EXERCISE DESCRIPTION: Report how many lines below contain the word "Dharmaraja", and give only that number.

** Start STORED ROWS **

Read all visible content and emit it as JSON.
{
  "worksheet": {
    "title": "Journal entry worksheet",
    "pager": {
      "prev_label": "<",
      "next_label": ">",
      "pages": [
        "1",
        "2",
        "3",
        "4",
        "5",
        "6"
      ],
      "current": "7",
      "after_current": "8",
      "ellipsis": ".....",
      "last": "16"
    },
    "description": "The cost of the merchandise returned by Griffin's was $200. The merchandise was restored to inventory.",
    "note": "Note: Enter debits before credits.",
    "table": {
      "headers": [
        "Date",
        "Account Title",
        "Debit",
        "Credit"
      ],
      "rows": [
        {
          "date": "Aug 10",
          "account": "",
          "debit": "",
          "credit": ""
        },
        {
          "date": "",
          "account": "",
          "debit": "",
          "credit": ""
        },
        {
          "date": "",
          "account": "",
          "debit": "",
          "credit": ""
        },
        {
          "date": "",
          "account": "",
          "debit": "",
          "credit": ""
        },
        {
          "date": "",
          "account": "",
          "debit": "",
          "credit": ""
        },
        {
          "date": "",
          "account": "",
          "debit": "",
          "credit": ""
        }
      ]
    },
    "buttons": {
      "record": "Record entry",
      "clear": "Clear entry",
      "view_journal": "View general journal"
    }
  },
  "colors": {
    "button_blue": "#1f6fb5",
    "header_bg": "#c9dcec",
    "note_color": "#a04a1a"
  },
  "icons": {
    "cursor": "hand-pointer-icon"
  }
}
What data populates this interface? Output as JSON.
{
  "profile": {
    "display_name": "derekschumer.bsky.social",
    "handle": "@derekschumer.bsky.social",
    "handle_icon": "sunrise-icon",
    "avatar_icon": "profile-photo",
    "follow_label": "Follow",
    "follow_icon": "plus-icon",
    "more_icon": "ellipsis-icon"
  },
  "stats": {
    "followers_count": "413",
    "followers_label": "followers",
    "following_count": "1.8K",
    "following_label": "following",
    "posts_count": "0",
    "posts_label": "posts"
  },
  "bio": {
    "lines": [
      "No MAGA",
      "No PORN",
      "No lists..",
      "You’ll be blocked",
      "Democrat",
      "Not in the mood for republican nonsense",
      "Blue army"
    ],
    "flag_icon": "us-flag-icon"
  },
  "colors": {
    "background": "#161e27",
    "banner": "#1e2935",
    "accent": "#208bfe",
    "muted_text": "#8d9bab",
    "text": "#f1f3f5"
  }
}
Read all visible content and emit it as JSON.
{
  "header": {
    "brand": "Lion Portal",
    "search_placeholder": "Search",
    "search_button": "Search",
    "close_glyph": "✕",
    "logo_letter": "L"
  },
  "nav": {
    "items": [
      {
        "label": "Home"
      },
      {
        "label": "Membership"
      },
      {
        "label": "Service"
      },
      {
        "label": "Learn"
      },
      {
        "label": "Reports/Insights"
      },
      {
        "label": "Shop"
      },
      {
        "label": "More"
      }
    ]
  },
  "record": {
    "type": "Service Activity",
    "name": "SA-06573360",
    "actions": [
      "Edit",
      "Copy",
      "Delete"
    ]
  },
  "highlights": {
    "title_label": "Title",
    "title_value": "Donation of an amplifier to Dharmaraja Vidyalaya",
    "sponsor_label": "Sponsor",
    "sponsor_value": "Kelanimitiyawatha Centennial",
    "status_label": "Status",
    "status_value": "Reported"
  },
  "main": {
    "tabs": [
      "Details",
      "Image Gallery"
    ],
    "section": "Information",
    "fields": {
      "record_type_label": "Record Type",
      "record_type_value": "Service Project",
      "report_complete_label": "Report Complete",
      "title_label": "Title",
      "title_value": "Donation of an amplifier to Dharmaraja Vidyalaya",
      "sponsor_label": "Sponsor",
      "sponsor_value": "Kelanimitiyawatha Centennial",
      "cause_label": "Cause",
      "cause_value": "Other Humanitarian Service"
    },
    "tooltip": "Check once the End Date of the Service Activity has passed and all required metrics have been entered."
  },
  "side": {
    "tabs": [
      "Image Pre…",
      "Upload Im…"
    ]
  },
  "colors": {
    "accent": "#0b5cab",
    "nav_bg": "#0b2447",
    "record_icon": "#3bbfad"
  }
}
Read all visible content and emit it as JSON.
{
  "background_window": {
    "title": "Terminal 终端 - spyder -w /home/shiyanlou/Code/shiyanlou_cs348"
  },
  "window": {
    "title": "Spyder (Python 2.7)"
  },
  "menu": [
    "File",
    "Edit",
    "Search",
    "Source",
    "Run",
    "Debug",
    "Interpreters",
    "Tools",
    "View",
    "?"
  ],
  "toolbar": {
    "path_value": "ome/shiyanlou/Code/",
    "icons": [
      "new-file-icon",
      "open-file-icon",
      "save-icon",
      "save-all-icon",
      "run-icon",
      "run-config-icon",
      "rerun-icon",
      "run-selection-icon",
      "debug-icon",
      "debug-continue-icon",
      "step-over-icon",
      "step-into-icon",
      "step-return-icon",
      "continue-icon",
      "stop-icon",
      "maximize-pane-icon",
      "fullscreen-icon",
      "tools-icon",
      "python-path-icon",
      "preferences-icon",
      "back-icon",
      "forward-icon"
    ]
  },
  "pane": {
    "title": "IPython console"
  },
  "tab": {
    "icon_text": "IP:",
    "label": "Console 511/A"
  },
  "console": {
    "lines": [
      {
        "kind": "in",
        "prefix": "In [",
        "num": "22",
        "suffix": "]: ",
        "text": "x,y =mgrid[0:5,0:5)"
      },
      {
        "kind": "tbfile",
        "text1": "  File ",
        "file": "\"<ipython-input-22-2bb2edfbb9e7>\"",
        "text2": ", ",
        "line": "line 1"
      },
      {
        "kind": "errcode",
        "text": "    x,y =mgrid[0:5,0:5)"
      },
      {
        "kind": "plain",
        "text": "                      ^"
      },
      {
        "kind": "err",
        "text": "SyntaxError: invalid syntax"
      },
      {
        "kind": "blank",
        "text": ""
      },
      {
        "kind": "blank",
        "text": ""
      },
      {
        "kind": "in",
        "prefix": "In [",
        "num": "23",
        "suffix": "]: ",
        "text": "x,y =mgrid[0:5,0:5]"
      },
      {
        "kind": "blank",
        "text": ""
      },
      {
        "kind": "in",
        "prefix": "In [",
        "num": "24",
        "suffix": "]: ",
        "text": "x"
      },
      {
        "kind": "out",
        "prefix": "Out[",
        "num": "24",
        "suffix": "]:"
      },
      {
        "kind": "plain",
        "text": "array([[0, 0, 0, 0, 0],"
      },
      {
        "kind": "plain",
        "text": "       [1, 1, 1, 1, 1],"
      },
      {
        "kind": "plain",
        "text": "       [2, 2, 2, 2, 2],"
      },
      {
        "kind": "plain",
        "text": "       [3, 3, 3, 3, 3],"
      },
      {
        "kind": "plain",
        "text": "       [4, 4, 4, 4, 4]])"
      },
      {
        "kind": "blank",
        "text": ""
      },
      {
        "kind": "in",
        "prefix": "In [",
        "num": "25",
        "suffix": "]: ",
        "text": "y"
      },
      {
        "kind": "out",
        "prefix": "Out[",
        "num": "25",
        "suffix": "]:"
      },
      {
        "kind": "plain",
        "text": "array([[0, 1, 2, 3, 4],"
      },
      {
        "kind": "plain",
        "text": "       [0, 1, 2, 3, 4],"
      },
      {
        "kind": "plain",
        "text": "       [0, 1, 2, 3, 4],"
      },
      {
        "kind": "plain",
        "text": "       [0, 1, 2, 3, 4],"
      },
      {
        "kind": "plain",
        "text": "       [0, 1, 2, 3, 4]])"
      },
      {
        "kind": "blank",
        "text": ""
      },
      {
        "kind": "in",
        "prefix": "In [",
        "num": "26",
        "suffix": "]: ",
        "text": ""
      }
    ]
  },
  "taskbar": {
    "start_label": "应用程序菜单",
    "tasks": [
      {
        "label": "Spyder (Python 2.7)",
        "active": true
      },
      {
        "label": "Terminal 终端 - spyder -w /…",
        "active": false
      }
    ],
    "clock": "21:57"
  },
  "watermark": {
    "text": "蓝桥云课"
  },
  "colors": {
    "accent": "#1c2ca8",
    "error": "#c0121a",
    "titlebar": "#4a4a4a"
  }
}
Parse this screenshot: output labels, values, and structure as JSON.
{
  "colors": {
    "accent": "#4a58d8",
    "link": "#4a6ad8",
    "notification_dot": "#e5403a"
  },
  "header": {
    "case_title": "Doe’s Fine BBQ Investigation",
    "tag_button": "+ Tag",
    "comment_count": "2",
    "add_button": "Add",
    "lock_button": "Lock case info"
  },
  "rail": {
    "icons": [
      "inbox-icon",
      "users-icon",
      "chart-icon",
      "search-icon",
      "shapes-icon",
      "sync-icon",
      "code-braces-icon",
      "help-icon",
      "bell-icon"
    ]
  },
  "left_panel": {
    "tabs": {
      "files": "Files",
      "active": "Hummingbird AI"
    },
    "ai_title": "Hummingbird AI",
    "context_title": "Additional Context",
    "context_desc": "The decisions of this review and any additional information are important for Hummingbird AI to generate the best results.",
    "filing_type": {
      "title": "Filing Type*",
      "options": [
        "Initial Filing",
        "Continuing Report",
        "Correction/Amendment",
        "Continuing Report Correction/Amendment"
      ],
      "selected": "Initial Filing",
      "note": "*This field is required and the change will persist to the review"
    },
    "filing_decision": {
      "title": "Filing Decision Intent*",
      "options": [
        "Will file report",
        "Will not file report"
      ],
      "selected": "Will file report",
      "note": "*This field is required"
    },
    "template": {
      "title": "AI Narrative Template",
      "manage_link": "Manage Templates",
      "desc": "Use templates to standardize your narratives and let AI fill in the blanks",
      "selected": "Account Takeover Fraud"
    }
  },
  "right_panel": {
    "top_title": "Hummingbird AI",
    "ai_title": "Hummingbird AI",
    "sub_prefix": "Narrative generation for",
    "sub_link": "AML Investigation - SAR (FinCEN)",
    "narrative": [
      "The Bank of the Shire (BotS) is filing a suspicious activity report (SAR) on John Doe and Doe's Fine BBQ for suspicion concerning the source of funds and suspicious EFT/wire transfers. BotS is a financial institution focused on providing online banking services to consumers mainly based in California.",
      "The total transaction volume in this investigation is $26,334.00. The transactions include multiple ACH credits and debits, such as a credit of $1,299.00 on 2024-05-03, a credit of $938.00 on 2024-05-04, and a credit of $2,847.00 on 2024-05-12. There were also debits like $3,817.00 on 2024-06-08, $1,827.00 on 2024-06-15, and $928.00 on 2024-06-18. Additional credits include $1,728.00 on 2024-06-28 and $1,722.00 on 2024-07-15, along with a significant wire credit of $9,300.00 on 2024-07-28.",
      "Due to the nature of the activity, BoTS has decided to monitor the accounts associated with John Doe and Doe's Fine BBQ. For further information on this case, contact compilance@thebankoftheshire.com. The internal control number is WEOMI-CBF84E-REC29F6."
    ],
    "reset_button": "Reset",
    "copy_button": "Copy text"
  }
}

** End STORED ROWS **

WRITTEN REPLY: 2